[Items from a figure collection]
★ ★ ★ ★

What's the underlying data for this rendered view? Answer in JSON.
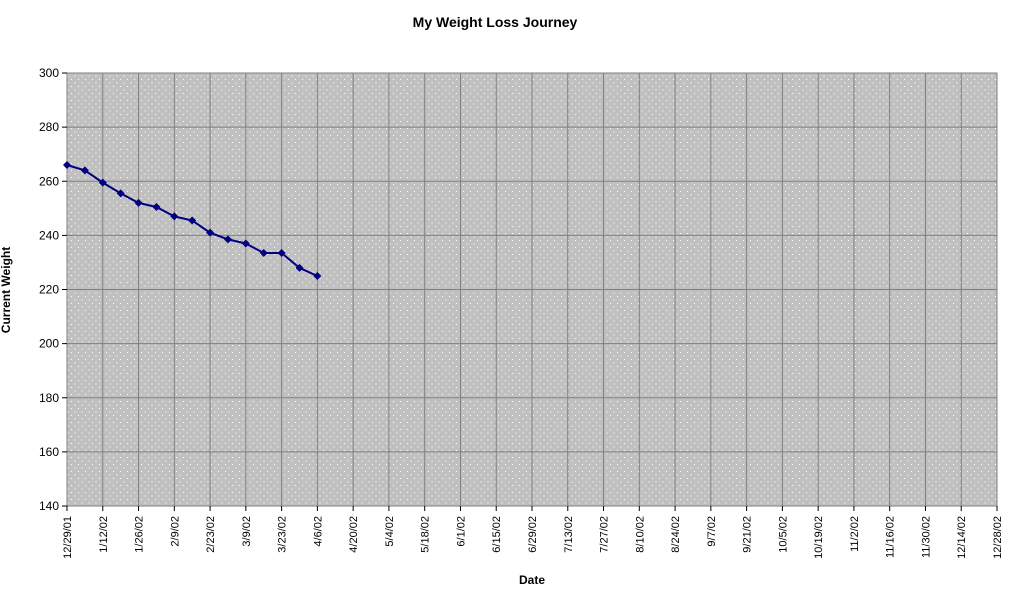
{
  "chart_data": {
    "type": "line",
    "title": "My Weight Loss Journey",
    "xlabel": "Date",
    "ylabel": "Current Weight",
    "ylim": [
      140,
      300
    ],
    "yticks": [
      140,
      160,
      180,
      200,
      220,
      240,
      260,
      280,
      300
    ],
    "xlim": [
      "12/29/01",
      "12/28/02"
    ],
    "xticks": [
      "12/29/01",
      "1/12/02",
      "1/26/02",
      "2/9/02",
      "2/23/02",
      "3/9/02",
      "3/23/02",
      "4/6/02",
      "4/20/02",
      "5/4/02",
      "5/18/02",
      "6/1/02",
      "6/15/02",
      "6/29/02",
      "7/13/02",
      "7/27/02",
      "8/10/02",
      "8/24/02",
      "9/7/02",
      "9/21/02",
      "10/5/02",
      "10/19/02",
      "11/2/02",
      "11/16/02",
      "11/30/02",
      "12/14/02",
      "12/28/02"
    ],
    "grid": true,
    "legend": "none",
    "series": [
      {
        "x": [
          "12/29/01",
          "1/5/02",
          "1/12/02",
          "1/19/02",
          "1/26/02",
          "2/2/02",
          "2/9/02",
          "2/16/02",
          "2/23/02",
          "3/2/02",
          "3/9/02",
          "3/16/02",
          "3/23/02",
          "3/30/02",
          "4/6/02"
        ],
        "values": [
          266,
          264,
          259.5,
          255.5,
          252,
          250.5,
          247,
          245.5,
          241,
          238.5,
          237,
          233.5,
          233.5,
          228,
          225
        ],
        "color": "#000080"
      }
    ],
    "colors": {
      "plot_bg": "#c0c0c0",
      "grid": "#808080",
      "line": "#000080",
      "dots": "#ffffff"
    }
  }
}
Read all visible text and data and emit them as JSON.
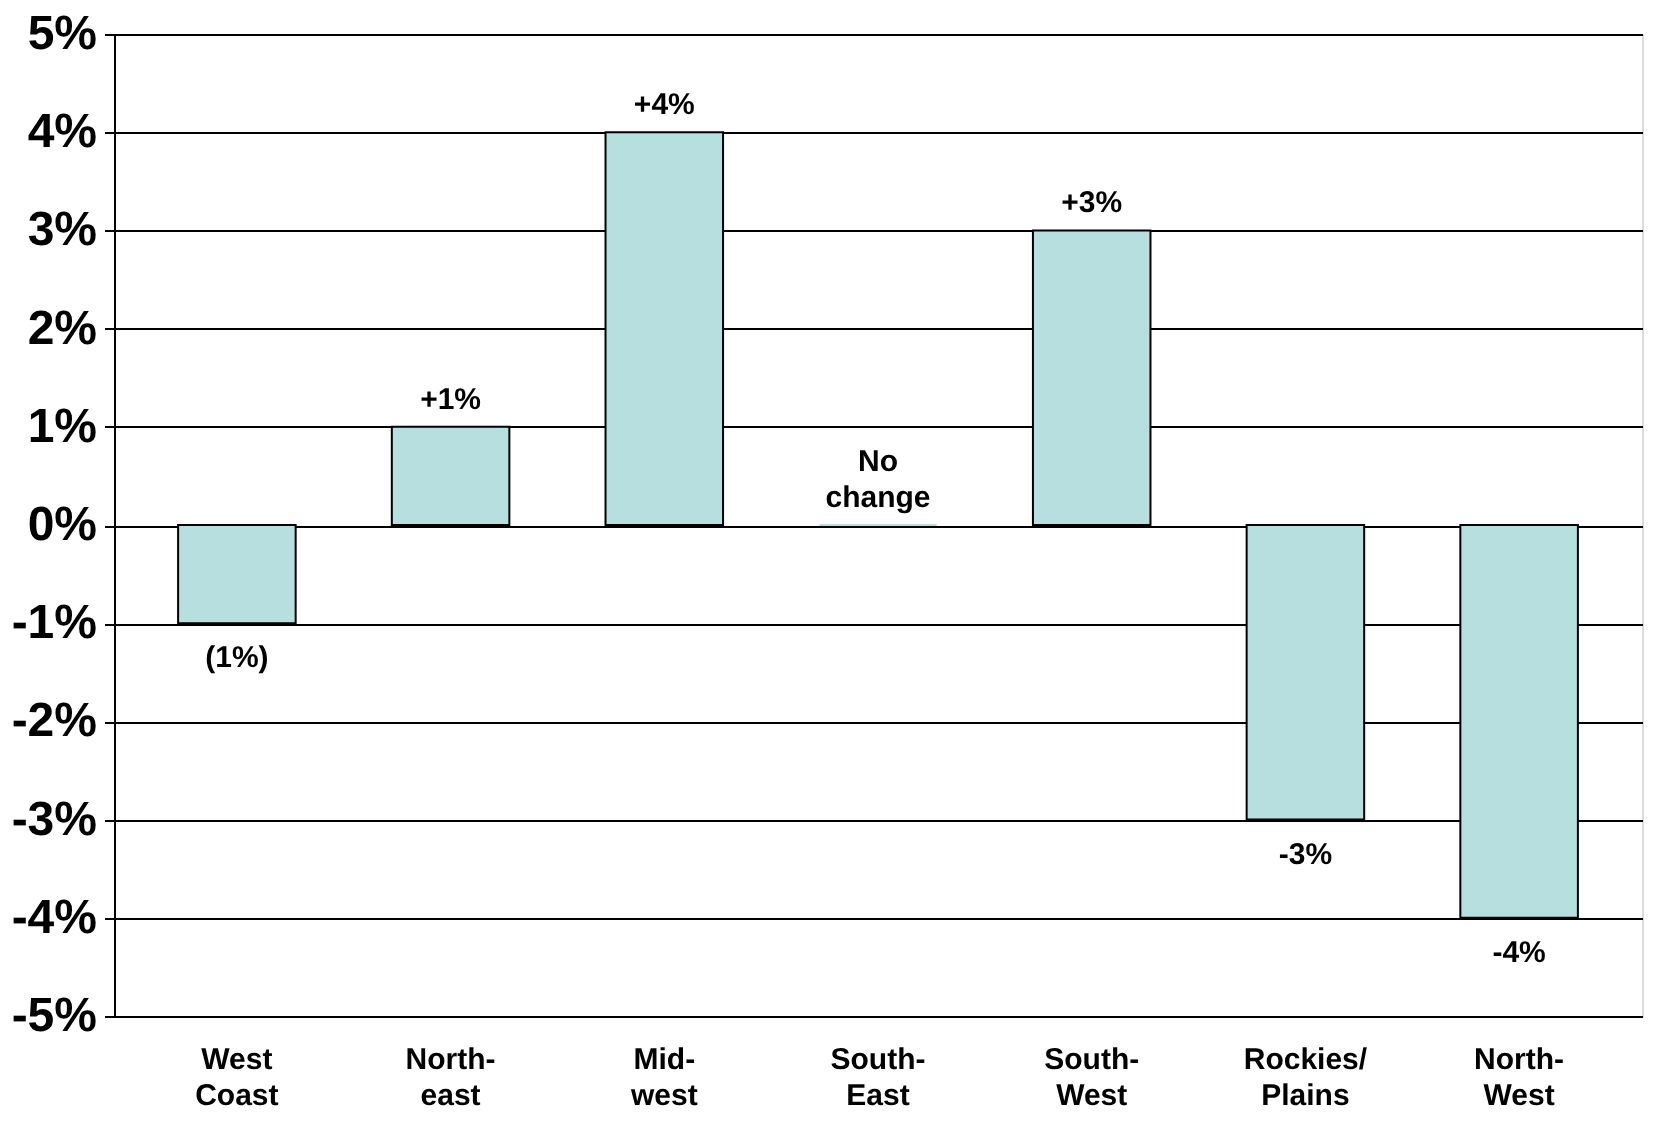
{
  "chart_data": {
    "type": "bar",
    "categories": [
      "West\nCoast",
      "North-\neast",
      "Mid-\nwest",
      "South-\nEast",
      "South-\nWest",
      "Rockies/\nPlains",
      "North-\nWest"
    ],
    "values": [
      -1,
      1,
      4,
      0,
      3,
      -3,
      -4
    ],
    "value_labels": [
      "(1%)",
      "+1%",
      "+4%",
      "No\nchange",
      "+3%",
      "-3%",
      "-4%"
    ],
    "color": "#b8dfe0",
    "ylim": [
      -5,
      5
    ],
    "yticks": [
      {
        "value": -5,
        "label": "-5%"
      },
      {
        "value": -4,
        "label": "-4%"
      },
      {
        "value": -3,
        "label": "-3%"
      },
      {
        "value": -2,
        "label": "-2%"
      },
      {
        "value": -1,
        "label": "-1%"
      },
      {
        "value": 0,
        "label": "0%"
      },
      {
        "value": 1,
        "label": "1%"
      },
      {
        "value": 2,
        "label": "2%"
      },
      {
        "value": 3,
        "label": "3%"
      },
      {
        "value": 4,
        "label": "4%"
      },
      {
        "value": 5,
        "label": "5%"
      }
    ],
    "grid": "y"
  }
}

★ ★ ★ ★

§ Stated problem
From the entries above, copy out every line where the string "Weight" appears.

§ Solution to this task
    "title": "My Weight Loss Journey",
    "ylabel": "Current Weight",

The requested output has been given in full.